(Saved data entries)
▼

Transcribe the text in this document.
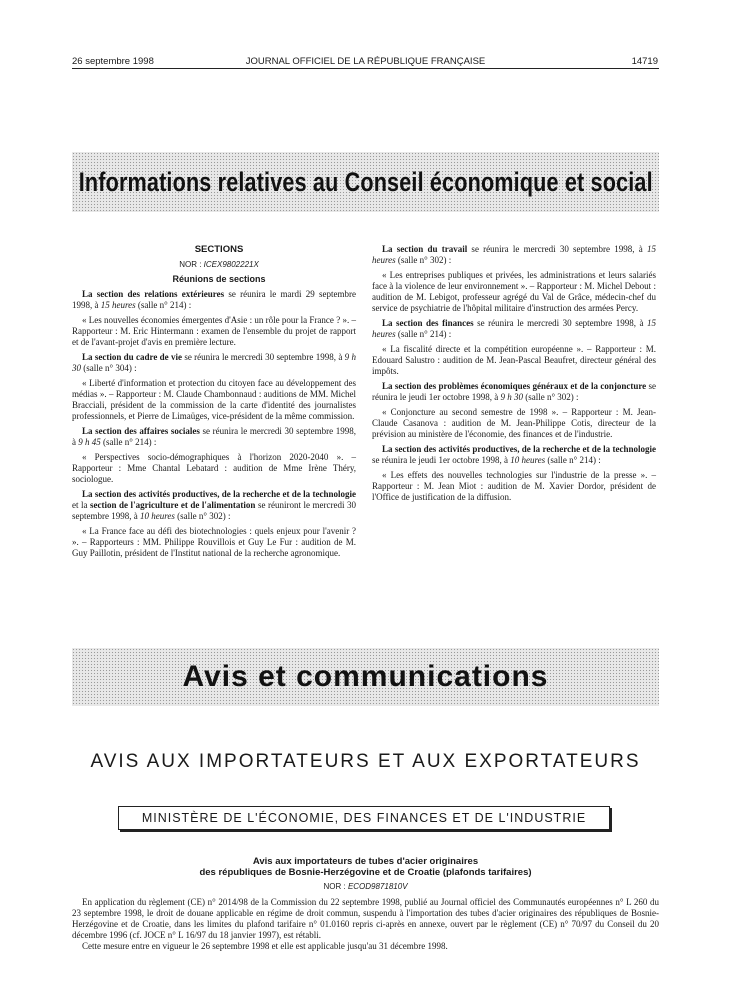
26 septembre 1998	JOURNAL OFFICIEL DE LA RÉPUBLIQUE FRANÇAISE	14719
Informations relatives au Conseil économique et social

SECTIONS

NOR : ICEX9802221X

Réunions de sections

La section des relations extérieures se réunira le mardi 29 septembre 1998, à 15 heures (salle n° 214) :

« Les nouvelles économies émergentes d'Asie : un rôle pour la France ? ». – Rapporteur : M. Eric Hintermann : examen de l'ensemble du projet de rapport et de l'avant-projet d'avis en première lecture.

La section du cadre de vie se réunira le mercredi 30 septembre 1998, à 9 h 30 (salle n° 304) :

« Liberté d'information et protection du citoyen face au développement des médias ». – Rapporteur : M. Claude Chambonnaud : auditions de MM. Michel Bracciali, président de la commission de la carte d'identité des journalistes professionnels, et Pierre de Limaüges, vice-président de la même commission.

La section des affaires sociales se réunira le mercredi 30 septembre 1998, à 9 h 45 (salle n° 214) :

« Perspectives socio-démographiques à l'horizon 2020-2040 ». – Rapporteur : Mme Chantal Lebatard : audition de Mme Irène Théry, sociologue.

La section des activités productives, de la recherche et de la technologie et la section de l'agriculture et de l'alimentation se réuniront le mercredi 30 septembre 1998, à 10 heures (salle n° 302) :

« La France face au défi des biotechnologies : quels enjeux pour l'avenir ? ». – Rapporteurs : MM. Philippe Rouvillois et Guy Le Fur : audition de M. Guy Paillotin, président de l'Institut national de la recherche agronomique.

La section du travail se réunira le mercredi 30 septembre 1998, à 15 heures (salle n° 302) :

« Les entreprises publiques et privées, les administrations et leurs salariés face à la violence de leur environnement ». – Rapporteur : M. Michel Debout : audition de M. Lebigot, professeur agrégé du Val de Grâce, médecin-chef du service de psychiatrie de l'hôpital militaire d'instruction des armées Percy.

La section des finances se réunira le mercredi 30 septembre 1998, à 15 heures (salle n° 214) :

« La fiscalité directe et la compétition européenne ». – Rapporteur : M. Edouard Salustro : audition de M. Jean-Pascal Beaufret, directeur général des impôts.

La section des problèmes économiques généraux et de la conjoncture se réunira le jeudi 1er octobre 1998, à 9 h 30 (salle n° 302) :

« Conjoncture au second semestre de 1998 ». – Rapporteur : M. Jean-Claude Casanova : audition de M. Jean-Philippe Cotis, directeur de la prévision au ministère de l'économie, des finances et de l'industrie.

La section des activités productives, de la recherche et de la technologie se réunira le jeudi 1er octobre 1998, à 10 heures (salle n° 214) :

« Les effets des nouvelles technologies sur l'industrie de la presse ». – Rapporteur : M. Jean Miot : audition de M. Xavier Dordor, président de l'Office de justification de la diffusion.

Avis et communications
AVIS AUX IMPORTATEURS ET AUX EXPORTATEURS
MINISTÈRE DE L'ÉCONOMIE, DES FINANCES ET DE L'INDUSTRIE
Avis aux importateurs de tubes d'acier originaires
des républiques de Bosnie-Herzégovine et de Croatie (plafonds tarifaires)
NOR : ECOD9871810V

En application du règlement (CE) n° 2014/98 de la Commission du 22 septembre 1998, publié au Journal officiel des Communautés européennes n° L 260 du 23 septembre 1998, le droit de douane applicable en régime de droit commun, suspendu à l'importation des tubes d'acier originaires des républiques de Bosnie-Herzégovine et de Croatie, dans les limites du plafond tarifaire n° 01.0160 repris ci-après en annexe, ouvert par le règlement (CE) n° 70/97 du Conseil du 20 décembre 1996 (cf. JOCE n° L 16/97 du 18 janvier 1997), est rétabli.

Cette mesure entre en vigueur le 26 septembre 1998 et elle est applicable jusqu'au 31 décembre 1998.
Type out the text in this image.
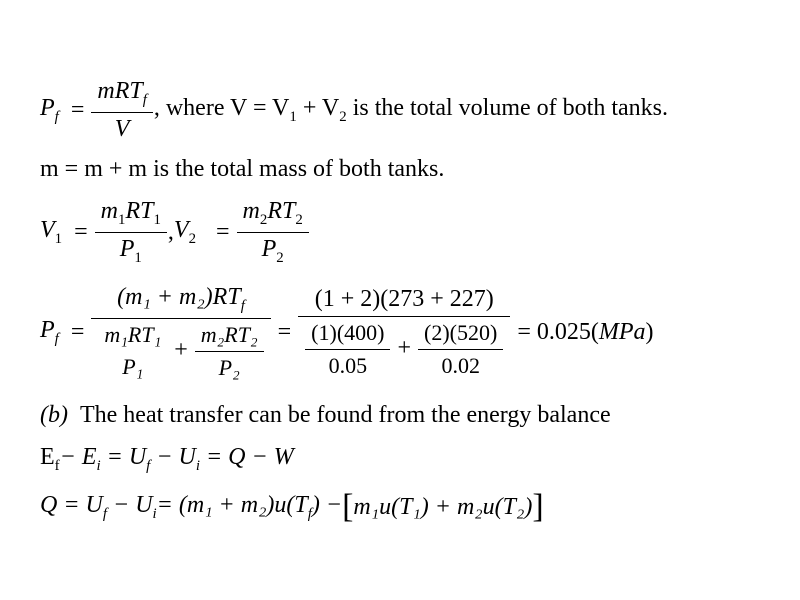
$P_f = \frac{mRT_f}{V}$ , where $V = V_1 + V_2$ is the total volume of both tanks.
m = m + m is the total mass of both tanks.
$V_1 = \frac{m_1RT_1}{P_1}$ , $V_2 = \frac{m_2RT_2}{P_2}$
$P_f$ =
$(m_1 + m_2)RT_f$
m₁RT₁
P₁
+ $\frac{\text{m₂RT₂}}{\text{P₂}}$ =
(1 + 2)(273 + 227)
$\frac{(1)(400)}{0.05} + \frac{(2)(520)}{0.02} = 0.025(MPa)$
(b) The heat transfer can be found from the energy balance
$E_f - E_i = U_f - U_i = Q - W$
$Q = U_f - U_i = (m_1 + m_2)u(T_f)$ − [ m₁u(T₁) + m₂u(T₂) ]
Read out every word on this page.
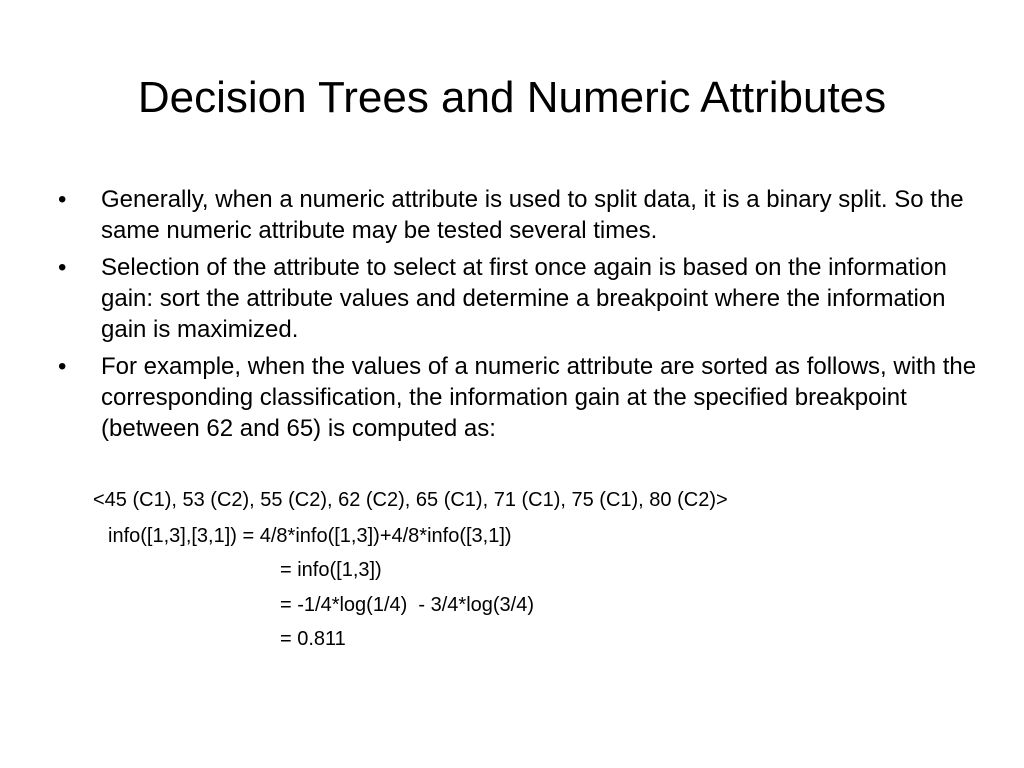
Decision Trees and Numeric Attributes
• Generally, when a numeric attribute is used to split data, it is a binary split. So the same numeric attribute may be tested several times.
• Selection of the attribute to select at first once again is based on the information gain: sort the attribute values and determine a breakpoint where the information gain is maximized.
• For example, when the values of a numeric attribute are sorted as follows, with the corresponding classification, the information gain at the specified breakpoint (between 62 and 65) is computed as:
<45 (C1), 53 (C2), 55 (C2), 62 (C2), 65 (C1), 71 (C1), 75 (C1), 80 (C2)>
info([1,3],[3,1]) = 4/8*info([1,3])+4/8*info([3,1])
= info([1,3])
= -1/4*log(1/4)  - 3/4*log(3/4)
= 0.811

▲

## [Set exercise]
Look through the entries and return every line where "tanks" appears.

## [Complete response]
$P_f = \frac{mRT_f}{V}$ , where $V = V_1 + V_2$ is the total volume of both tanks.
m = m + m is the total mass of both tanks.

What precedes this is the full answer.